[Instructions for the task]:
Only a number is wanted: how many lines in the records below contain "Wade"?

========================

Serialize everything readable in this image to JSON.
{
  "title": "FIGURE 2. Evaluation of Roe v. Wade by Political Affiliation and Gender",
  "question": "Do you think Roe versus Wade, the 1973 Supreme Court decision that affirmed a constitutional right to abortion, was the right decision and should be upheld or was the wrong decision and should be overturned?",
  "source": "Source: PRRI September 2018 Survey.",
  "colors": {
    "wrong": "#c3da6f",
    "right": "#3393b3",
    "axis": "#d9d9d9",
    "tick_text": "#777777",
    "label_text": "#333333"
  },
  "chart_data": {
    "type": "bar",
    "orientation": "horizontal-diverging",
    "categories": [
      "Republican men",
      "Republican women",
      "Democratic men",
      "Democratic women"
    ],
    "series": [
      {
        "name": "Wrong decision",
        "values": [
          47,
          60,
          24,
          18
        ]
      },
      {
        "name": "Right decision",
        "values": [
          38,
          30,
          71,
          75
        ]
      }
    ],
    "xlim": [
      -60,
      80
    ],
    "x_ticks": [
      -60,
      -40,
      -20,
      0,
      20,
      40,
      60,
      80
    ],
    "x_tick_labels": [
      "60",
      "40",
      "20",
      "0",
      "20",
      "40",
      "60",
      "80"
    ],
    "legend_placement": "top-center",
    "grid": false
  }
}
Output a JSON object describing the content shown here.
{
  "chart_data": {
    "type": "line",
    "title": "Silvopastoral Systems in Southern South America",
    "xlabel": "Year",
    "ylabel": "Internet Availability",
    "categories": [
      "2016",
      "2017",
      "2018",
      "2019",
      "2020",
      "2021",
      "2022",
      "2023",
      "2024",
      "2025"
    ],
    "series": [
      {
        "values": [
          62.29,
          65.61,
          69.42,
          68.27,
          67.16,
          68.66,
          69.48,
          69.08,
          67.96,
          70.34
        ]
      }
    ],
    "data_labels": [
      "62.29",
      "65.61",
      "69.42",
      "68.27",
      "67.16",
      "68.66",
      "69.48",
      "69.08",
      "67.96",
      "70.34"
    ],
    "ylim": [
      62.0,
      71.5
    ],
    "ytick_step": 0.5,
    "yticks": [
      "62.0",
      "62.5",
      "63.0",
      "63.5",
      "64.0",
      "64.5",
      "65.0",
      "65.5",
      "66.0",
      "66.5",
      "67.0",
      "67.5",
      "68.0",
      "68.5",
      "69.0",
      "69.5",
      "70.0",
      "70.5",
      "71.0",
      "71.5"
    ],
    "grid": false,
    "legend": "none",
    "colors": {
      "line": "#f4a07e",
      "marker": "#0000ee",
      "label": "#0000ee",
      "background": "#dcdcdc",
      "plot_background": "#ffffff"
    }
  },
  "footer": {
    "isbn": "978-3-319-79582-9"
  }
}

========================

[Right answer]:
2